[Problem statement] Gather all lines from the material that contain the word "концентрации".

Collection entries:
=-=-=
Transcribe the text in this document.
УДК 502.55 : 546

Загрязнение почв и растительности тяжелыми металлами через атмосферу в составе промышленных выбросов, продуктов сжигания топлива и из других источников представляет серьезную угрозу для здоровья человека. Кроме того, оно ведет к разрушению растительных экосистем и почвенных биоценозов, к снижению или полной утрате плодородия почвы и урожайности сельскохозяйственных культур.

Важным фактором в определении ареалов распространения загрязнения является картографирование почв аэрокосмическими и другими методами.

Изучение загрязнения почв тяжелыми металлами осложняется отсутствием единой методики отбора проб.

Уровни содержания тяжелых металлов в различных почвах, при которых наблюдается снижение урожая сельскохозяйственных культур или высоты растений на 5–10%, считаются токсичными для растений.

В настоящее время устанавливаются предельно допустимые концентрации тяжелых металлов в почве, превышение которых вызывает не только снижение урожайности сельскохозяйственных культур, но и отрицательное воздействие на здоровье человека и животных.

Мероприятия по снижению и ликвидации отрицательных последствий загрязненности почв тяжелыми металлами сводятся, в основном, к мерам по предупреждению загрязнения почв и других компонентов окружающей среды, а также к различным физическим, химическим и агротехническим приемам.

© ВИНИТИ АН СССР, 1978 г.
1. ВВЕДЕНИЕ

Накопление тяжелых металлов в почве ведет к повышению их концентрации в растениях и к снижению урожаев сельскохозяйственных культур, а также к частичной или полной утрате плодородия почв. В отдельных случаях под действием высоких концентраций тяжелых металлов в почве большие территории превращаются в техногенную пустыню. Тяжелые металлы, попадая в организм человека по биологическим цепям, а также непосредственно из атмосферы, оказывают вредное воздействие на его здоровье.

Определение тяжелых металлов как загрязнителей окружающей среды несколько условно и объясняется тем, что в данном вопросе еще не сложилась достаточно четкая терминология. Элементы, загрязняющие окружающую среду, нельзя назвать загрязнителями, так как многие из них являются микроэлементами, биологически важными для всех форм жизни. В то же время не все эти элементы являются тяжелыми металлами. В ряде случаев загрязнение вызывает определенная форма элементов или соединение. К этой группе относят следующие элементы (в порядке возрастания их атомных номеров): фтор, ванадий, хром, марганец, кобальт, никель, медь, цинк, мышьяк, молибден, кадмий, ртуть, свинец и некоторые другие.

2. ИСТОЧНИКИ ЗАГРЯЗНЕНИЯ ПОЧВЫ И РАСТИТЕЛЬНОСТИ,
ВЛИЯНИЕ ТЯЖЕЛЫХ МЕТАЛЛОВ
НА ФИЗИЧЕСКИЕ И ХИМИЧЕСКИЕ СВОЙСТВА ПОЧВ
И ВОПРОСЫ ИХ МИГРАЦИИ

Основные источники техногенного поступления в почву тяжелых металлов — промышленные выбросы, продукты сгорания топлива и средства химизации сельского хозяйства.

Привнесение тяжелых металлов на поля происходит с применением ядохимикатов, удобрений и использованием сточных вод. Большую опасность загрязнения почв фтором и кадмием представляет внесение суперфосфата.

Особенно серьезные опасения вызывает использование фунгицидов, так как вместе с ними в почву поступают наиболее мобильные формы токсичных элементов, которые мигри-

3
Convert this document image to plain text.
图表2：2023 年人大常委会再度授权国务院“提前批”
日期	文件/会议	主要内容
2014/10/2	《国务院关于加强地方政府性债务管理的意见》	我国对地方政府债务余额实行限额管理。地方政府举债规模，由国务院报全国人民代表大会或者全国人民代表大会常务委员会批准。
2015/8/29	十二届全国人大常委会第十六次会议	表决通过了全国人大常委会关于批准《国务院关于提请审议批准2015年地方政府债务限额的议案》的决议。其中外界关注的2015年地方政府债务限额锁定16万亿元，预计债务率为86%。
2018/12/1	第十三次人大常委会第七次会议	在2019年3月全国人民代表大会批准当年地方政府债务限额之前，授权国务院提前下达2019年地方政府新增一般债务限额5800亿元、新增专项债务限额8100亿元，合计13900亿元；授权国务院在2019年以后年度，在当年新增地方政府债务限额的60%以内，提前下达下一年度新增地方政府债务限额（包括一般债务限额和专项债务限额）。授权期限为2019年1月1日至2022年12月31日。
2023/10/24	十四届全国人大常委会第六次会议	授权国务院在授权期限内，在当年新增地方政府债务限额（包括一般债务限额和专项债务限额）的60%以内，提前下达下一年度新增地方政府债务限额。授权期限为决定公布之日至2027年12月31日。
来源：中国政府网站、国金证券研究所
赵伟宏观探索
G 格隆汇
=-=-=
[Reply to the task]
В настоящее время устанавливаются предельно допустимые концентрации тяжелых металлов в почве, превышение которых вызывает не только снижение урожайности сельскохозяйственных культур, но и отрицательное воздействие на здоровье человека и животных.
Накопление тяжелых металлов в почве ведет к повышению их концентрации в растениях и к снижению урожаев сельскохозяйственных культур, а также к частичной или полной утрате плодородия почв. В отдельных случаях под действием высоких концентраций тяжелых металлов в почве большие территории превращаются в техногенную пустыню. Тяжелые металлы, попадая в организм человека по биологическим цепям, а также непосредственно из атмосферы, оказывают вредное воздействие на его здоровье.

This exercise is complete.